>> begin Data listing

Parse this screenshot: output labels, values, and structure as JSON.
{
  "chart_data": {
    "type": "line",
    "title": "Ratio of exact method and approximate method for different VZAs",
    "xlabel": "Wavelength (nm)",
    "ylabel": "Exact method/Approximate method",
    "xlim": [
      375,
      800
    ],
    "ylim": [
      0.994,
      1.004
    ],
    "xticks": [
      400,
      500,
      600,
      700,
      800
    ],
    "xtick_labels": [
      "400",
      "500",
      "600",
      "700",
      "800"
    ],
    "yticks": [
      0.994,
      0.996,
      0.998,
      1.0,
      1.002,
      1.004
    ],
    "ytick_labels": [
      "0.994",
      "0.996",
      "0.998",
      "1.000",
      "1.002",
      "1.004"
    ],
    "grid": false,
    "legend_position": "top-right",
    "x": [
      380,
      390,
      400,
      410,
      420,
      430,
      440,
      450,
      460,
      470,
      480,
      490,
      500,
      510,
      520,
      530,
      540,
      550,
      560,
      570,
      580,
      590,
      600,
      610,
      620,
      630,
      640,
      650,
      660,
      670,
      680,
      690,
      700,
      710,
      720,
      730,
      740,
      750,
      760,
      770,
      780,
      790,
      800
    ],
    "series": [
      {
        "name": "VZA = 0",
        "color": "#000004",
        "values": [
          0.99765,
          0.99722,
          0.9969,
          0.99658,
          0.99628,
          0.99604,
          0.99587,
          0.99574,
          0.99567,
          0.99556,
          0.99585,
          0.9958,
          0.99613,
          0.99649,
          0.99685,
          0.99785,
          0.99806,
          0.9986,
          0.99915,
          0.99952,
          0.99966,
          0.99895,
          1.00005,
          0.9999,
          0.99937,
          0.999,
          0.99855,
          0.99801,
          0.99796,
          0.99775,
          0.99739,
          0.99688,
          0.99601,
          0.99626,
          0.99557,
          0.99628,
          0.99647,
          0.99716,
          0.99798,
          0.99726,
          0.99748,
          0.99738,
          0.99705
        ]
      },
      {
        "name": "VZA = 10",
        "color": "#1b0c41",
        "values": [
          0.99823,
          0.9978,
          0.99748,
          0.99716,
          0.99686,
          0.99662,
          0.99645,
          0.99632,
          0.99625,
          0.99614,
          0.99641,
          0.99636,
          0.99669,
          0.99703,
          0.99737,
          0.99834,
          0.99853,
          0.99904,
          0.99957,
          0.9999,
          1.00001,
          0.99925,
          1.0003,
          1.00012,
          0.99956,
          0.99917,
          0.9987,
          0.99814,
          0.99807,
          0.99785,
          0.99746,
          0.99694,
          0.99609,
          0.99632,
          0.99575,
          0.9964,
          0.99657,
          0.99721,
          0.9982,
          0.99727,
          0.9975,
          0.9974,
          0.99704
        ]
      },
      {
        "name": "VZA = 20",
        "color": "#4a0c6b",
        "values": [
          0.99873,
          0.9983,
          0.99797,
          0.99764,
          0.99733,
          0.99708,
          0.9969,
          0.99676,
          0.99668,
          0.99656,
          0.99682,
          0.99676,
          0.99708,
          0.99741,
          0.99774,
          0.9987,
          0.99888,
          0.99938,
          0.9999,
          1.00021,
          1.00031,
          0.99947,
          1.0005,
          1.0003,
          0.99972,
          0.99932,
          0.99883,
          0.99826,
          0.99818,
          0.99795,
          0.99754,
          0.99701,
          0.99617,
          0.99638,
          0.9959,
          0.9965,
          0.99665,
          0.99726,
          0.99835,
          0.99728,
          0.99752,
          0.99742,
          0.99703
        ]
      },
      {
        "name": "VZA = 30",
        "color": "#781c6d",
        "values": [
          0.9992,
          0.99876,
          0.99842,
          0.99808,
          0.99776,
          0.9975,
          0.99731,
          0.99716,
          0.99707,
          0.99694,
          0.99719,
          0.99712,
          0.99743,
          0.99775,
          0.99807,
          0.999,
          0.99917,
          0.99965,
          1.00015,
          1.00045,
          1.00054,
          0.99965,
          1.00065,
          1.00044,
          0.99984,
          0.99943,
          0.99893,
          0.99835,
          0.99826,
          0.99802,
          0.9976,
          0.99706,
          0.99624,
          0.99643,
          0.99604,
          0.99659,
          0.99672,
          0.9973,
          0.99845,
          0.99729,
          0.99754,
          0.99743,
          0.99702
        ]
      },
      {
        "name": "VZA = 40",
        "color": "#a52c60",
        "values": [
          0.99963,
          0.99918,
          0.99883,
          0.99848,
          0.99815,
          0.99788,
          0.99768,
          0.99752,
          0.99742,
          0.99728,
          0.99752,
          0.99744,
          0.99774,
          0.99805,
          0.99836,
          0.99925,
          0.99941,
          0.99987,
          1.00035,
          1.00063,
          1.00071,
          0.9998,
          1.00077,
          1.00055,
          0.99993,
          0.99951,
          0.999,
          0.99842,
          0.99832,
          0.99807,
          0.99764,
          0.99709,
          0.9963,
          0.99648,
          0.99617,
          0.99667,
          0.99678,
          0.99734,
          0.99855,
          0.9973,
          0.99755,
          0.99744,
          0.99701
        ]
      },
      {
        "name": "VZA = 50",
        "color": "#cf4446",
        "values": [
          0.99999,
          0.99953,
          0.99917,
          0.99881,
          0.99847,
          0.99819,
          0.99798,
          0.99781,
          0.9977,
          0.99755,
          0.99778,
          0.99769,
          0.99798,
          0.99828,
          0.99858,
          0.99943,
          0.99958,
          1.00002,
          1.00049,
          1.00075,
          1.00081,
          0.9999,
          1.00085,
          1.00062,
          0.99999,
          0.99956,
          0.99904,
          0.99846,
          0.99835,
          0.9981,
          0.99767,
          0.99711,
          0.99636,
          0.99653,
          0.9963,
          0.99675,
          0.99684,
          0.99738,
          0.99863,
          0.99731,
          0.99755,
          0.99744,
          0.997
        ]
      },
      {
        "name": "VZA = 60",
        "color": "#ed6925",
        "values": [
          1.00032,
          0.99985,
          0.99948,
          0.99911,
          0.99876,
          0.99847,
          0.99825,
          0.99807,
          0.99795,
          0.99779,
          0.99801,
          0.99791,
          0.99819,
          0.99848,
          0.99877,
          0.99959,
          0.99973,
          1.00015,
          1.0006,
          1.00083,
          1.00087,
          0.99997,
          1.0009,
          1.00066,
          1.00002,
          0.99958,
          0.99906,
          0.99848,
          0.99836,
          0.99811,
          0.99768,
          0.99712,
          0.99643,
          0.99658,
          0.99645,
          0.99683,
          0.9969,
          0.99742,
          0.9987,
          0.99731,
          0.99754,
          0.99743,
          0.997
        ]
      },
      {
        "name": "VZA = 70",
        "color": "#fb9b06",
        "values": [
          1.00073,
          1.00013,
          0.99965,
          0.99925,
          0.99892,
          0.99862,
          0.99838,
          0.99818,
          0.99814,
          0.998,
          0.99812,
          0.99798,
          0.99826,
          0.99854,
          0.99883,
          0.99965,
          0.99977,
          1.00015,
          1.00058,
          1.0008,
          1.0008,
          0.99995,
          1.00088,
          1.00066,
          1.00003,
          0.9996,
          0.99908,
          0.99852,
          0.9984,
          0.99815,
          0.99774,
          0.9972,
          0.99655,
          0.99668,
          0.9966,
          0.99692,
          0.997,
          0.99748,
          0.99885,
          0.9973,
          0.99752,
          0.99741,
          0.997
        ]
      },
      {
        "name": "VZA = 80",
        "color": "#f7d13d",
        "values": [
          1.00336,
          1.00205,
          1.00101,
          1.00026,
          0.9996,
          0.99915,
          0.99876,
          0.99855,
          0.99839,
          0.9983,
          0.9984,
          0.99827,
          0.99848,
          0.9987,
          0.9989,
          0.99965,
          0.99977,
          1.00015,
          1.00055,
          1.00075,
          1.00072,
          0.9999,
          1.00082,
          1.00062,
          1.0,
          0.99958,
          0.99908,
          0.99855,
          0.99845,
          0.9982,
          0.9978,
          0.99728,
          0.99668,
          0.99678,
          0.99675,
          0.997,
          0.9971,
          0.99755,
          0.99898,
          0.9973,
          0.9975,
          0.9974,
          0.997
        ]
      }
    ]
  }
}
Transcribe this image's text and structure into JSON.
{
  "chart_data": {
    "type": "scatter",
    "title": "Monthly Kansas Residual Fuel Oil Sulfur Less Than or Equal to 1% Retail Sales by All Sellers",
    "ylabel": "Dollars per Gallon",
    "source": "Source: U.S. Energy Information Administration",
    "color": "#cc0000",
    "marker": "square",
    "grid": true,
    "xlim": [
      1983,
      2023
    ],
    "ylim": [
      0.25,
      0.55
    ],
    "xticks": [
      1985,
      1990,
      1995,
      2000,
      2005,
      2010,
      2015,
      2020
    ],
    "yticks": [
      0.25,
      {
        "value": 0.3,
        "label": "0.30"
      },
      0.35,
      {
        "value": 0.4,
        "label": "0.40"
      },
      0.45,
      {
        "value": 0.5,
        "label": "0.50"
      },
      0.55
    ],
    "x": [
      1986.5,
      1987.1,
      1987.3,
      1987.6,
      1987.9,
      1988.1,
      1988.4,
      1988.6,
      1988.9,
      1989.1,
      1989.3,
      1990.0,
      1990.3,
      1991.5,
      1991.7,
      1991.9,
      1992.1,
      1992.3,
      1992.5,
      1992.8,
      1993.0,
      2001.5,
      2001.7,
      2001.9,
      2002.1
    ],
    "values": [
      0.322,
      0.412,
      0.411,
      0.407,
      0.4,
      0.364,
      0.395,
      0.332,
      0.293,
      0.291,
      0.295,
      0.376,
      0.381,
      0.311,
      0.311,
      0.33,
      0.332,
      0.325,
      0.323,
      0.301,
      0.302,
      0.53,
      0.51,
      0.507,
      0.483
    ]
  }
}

>> end Data listing
>> begin Data listing

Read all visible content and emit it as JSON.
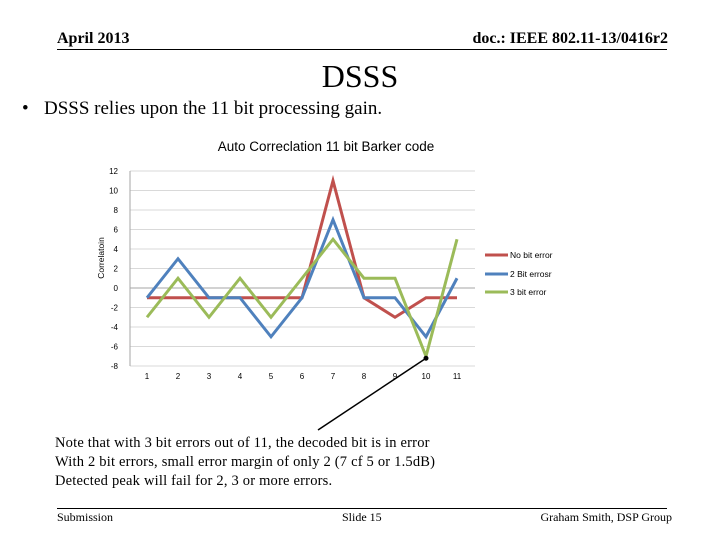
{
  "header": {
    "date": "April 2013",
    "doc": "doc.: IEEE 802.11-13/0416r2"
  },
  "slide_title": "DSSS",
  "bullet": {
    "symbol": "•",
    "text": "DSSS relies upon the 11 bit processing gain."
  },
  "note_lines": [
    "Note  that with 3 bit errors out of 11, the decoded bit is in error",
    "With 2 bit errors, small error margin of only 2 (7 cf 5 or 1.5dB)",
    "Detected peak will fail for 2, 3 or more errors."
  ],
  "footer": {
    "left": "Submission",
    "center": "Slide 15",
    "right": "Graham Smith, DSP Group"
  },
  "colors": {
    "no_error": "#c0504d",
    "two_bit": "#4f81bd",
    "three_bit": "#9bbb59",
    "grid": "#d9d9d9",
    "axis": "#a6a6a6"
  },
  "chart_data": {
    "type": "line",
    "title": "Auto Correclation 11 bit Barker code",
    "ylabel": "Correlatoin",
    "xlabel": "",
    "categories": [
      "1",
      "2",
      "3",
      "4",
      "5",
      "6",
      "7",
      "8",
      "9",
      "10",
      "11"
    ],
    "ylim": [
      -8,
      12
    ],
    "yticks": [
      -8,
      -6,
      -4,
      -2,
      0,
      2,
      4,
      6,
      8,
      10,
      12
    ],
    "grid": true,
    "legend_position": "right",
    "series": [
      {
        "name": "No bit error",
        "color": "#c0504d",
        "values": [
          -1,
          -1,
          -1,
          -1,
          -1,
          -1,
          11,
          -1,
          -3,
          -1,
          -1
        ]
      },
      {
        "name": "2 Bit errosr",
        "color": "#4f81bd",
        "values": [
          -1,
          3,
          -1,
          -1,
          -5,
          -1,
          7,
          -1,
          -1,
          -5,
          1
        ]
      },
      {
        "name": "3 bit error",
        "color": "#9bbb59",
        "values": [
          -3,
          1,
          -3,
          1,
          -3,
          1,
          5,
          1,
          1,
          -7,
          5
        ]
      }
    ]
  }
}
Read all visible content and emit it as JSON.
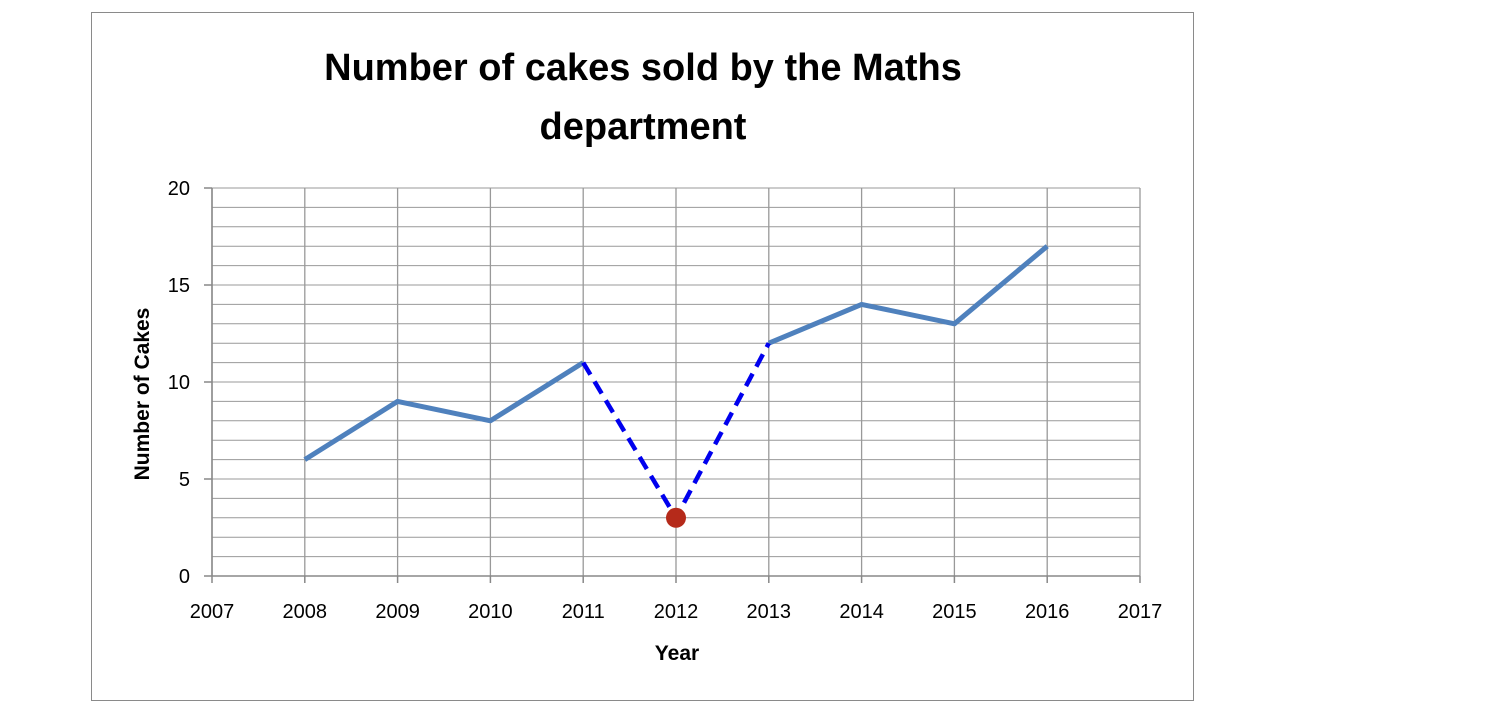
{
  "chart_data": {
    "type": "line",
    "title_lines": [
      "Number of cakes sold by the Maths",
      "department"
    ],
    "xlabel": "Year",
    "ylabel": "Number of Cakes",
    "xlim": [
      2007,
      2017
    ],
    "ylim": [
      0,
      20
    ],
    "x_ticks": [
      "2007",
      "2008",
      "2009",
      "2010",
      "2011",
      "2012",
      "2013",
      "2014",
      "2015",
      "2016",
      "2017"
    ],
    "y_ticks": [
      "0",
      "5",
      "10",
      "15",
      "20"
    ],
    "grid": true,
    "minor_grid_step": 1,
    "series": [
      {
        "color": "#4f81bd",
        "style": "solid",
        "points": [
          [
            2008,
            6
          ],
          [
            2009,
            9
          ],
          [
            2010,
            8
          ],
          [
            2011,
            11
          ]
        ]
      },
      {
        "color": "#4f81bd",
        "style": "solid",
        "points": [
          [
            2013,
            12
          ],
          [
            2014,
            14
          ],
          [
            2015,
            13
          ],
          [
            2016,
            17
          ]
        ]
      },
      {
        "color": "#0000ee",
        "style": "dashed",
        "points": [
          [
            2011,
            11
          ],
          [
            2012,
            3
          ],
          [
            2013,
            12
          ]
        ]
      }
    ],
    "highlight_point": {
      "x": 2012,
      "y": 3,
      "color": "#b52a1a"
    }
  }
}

>> end Data listing

# [Exercise goal]
Show every line of the records above that contains the word "Number".

# [Written answer]
      "Number of cakes sold by the Maths",
    "ylabel": "Number of Cakes",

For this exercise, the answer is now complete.